[Saved entries]
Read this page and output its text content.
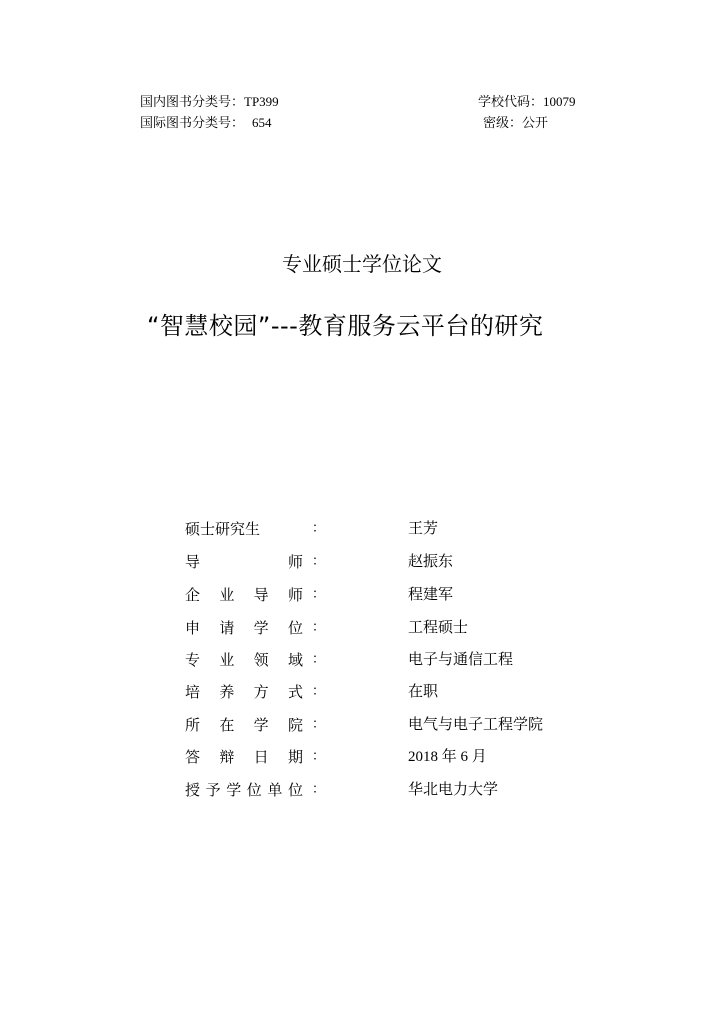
国内图书分类号：TP399
国际图书分类号： 654
学校代码：10079
密级：公开
专业硕士学位论文
“智慧校园”---教育服务云平台的研究
硕士研究生	：	王芳
导师 ：	赵振东
企业导师 ：	程建军
申请学位 ：	工程硕士
专业领域 ：	电子与通信工程
培养方式 ：	在职
所在学院 ：	电气与电子工程学院
答辩日期 ：	2018 年 6 月
授予学位单位 ：	华北电力大学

* **PROBLEM TO WORK ON**: Quote every record above exactly, leaving out any pictures.

* **RIGHT ANSWER**:
Read this page and output its text content.
国内图书分类号：TP399
国际图书分类号： 654
学校代码：10079
密级：公开
专业硕士学位论文
“智慧校园”---教育服务云平台的研究
硕士研究生	：	王芳
导师 ：	赵振东
企业导师 ：	程建军
申请学位 ：	工程硕士
专业领域 ：	电子与通信工程
培养方式 ：	在职
所在学院 ：	电气与电子工程学院
答辩日期 ：	2018 年 6 月
授予学位单位 ：	华北电力大学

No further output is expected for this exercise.